Start of Passage

I am a romantic.
I love LOVE.
I secretly adore writing poetry, and not-so-secretly adore daydreaming about happy endings and the feeling of butterflies in my stomach.
But I hate Valentine’s Day.
In my opinion Valentine’s Day is all about immense societal pressure and public displays of affection. For me Valentine’s Day has always followed a tremendous build-up of emotions and unrealistic expectations. Maybe this traces back to me wondering if anyone would send me a stupid $1 carnation in high school or would I be the only person without one. Or maybe back in young adulthood when there was always the worry of if I would be the only single one in my friend group with nothing to do on February 14th. And then if I wasn’t single, what would my partner and I do to make it THE MOST SPECIAL DAY IN THE HISTORY OF DAYS???
Unsurprisingly when there is that kind of pressure put on one single day, there is bound to be some letdown.
So I decided I’m out.
I prefer not to read your mushy declarations of love on social media. And for me – keep your dozen red roses and jewelry and chocolates. I don’t want that stuff, especially on Valentine’s Day.
What my romantic heart wants is different from all that commercial Valentine’s Day represents.

End of Passage

• Short exercise 1:
Answer these questions on the Valentine's Day passage:
(a) What does the writer secretly adore?
(b) What did the writer wonder about getting in high school?
(c) What does the writer tell others to keep?

Start of Data to use

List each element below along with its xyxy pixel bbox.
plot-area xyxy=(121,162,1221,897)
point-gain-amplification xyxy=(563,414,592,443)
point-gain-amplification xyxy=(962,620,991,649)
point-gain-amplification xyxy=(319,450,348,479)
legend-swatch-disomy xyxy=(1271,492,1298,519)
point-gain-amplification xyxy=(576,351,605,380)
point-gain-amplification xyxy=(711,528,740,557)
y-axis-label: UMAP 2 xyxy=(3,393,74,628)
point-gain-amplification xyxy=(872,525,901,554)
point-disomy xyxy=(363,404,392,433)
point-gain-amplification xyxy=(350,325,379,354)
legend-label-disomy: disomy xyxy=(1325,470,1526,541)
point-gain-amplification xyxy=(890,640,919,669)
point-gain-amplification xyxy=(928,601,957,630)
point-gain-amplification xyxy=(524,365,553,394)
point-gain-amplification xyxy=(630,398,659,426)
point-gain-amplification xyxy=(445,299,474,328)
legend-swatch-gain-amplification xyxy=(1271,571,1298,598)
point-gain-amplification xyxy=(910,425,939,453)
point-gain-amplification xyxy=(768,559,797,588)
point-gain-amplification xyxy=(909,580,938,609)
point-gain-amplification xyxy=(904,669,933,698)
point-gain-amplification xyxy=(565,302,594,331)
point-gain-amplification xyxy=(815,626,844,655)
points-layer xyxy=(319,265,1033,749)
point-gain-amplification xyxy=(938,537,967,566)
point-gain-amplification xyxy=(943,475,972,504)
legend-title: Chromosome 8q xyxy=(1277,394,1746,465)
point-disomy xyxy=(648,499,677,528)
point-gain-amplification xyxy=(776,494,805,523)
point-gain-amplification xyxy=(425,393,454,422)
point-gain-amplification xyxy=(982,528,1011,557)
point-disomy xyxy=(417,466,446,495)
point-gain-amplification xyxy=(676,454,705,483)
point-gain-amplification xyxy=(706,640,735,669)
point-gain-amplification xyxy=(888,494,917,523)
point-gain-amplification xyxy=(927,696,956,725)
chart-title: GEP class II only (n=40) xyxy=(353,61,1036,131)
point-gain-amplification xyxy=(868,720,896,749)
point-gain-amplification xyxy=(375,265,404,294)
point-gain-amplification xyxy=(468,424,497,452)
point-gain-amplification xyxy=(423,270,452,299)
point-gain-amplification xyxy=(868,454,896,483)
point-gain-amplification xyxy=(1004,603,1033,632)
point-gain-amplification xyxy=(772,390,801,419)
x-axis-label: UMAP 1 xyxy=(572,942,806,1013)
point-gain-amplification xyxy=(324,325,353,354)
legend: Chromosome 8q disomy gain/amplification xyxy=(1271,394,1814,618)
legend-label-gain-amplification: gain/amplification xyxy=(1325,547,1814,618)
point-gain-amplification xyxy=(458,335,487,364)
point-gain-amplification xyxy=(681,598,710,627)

End of Data to use

• Short exercise 2: Write out the rows starting at the first row and ending at the row containing "point-gain-amplification xyxy=(319,450,348,479)", copying each one word for word.

• Task solution 1:
(a) Writing poetry.
(b) Whether anyone would send a $1 carnation.
(c) The dozen red roses, jewelry and chocolates.

• Task solution 2:
List each element below along with its xyxy pixel bbox.
plot-area xyxy=(121,162,1221,897)
point-gain-amplification xyxy=(563,414,592,443)
point-gain-amplification xyxy=(962,620,991,649)
point-gain-amplification xyxy=(319,450,348,479)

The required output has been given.